### DATA FOR PROCESSING
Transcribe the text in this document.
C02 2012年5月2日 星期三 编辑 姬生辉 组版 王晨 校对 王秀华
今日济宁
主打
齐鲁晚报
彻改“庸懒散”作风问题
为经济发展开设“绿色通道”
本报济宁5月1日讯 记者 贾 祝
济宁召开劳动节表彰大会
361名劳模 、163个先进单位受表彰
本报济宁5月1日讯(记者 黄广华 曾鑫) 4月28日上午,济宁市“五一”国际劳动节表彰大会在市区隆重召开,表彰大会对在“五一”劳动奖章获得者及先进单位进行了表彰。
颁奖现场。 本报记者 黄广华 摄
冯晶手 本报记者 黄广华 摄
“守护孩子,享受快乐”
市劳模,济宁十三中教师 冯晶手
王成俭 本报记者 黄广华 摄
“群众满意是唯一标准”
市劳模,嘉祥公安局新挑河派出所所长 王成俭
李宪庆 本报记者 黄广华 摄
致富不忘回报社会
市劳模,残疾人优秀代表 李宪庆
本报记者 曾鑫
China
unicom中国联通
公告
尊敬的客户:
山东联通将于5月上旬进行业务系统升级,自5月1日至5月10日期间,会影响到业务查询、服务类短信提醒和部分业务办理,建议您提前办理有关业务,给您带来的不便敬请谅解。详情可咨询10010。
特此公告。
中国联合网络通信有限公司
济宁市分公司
==
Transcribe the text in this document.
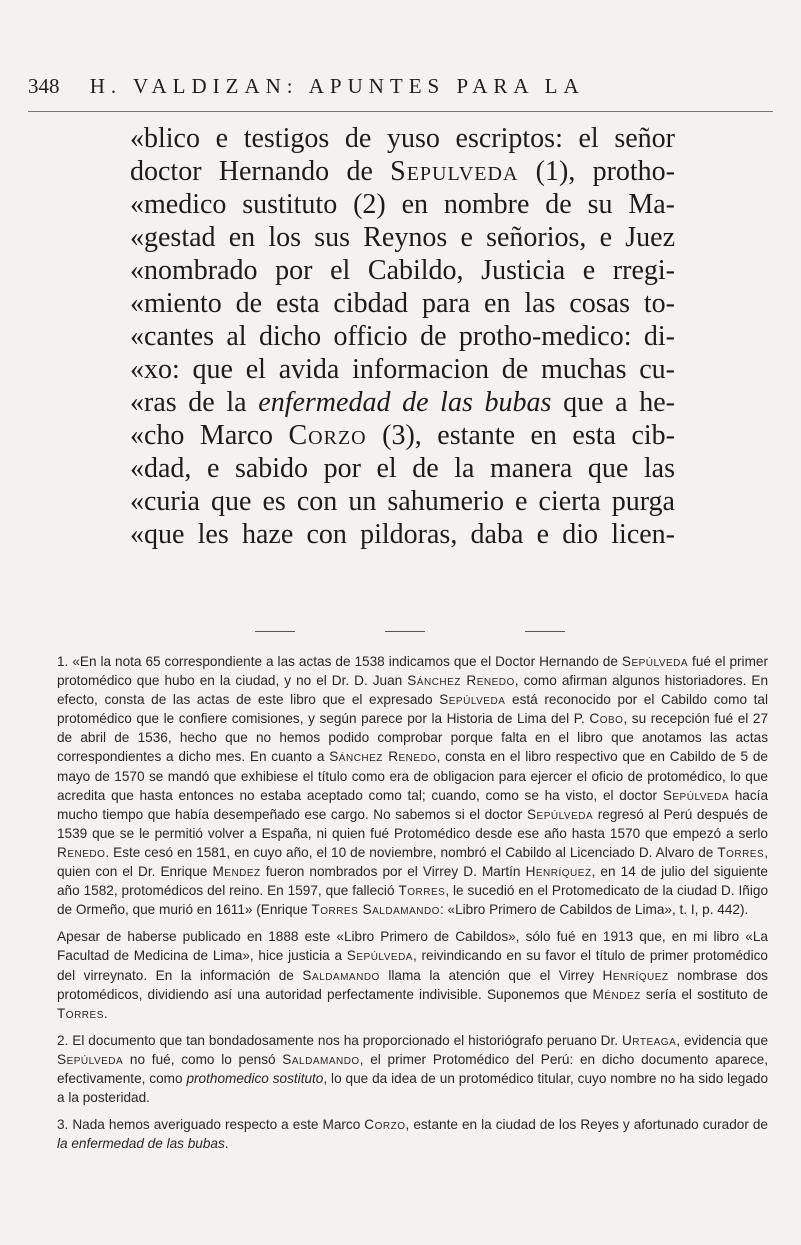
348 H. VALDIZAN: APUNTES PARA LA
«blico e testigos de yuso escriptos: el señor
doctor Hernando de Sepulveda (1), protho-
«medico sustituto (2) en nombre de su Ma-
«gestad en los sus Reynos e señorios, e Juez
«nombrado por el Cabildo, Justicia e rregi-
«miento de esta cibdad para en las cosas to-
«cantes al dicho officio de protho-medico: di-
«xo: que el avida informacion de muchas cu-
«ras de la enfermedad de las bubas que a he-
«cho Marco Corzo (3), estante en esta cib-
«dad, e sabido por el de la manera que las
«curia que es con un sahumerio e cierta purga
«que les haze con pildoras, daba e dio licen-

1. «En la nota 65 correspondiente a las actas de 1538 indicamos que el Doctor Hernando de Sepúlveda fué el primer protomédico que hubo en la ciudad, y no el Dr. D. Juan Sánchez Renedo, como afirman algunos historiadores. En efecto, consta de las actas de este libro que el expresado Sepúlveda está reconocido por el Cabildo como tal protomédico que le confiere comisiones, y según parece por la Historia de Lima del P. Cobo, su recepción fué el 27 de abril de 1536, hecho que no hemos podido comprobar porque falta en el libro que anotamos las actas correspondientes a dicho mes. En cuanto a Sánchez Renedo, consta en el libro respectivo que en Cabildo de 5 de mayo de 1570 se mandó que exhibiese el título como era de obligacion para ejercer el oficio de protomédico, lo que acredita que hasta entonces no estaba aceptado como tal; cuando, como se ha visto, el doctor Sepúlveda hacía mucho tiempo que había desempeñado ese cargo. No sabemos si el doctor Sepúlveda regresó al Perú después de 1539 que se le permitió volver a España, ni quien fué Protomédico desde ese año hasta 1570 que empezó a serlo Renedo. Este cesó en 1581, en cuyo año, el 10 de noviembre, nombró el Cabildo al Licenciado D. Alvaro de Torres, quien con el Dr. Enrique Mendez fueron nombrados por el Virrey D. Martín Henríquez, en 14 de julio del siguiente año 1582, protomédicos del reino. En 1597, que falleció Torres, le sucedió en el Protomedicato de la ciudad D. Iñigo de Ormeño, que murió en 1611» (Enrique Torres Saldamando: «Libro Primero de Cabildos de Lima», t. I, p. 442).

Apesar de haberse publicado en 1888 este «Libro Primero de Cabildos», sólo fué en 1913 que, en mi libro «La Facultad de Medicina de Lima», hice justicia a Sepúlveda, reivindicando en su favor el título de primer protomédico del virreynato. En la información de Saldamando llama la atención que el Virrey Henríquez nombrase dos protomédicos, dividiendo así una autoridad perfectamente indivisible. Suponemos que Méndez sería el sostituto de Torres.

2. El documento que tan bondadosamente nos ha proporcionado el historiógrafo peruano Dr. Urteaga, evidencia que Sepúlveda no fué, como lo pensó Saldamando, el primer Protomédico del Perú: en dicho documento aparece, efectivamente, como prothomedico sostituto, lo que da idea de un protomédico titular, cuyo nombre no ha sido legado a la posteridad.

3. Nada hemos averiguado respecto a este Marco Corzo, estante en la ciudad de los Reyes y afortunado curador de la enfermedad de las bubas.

### WORK TO BE COMPLETED
Go through the entries and return each line where the word "Marco" appears.

### SOLVED EXERCISE
«cho Marco Corzo (3), estante en esta cib-
3. Nada hemos averiguado respecto a este Marco Corzo, estante en la ciudad de los Reyes y afortunado curador de la enfermedad de las bubas.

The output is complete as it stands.